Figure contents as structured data
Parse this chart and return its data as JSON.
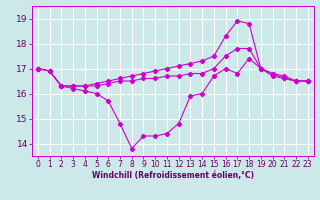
{
  "background_color": "#cce8e8",
  "grid_color": "#ffffff",
  "line_color": "#cc00cc",
  "xlabel": "Windchill (Refroidissement éolien,°C)",
  "xlabel_color": "#660066",
  "tick_color": "#660066",
  "ylim": [
    13.5,
    19.5
  ],
  "xlim": [
    -0.5,
    23.5
  ],
  "yticks": [
    14,
    15,
    16,
    17,
    18,
    19
  ],
  "xticks": [
    0,
    1,
    2,
    3,
    4,
    5,
    6,
    7,
    8,
    9,
    10,
    11,
    12,
    13,
    14,
    15,
    16,
    17,
    18,
    19,
    20,
    21,
    22,
    23
  ],
  "series1": [
    17.0,
    16.9,
    16.3,
    16.2,
    16.1,
    16.0,
    15.7,
    14.8,
    13.8,
    14.3,
    14.3,
    14.4,
    14.8,
    15.9,
    16.0,
    16.7,
    17.0,
    16.8,
    17.4,
    17.0,
    16.7,
    16.6,
    16.5,
    16.5
  ],
  "series2": [
    17.0,
    16.9,
    16.3,
    16.3,
    16.3,
    16.3,
    16.4,
    16.5,
    16.5,
    16.6,
    16.6,
    16.7,
    16.7,
    16.8,
    16.8,
    17.0,
    17.5,
    17.8,
    17.8,
    17.0,
    16.8,
    16.6,
    16.5,
    16.5
  ],
  "series3": [
    17.0,
    16.9,
    16.3,
    16.3,
    16.3,
    16.4,
    16.5,
    16.6,
    16.7,
    16.8,
    16.9,
    17.0,
    17.1,
    17.2,
    17.3,
    17.5,
    18.3,
    18.9,
    18.8,
    17.0,
    16.8,
    16.7,
    16.5,
    16.5
  ]
}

__Requirement__
Transcribe the full listing above exactly as it stands, minus the pictures.

__Final answer__
Parse this chart and return its data as JSON.
{
  "background_color": "#cce8e8",
  "grid_color": "#ffffff",
  "line_color": "#cc00cc",
  "xlabel": "Windchill (Refroidissement éolien,°C)",
  "xlabel_color": "#660066",
  "tick_color": "#660066",
  "ylim": [
    13.5,
    19.5
  ],
  "xlim": [
    -0.5,
    23.5
  ],
  "yticks": [
    14,
    15,
    16,
    17,
    18,
    19
  ],
  "xticks": [
    0,
    1,
    2,
    3,
    4,
    5,
    6,
    7,
    8,
    9,
    10,
    11,
    12,
    13,
    14,
    15,
    16,
    17,
    18,
    19,
    20,
    21,
    22,
    23
  ],
  "series1": [
    17.0,
    16.9,
    16.3,
    16.2,
    16.1,
    16.0,
    15.7,
    14.8,
    13.8,
    14.3,
    14.3,
    14.4,
    14.8,
    15.9,
    16.0,
    16.7,
    17.0,
    16.8,
    17.4,
    17.0,
    16.7,
    16.6,
    16.5,
    16.5
  ],
  "series2": [
    17.0,
    16.9,
    16.3,
    16.3,
    16.3,
    16.3,
    16.4,
    16.5,
    16.5,
    16.6,
    16.6,
    16.7,
    16.7,
    16.8,
    16.8,
    17.0,
    17.5,
    17.8,
    17.8,
    17.0,
    16.8,
    16.6,
    16.5,
    16.5
  ],
  "series3": [
    17.0,
    16.9,
    16.3,
    16.3,
    16.3,
    16.4,
    16.5,
    16.6,
    16.7,
    16.8,
    16.9,
    17.0,
    17.1,
    17.2,
    17.3,
    17.5,
    18.3,
    18.9,
    18.8,
    17.0,
    16.8,
    16.7,
    16.5,
    16.5
  ]
}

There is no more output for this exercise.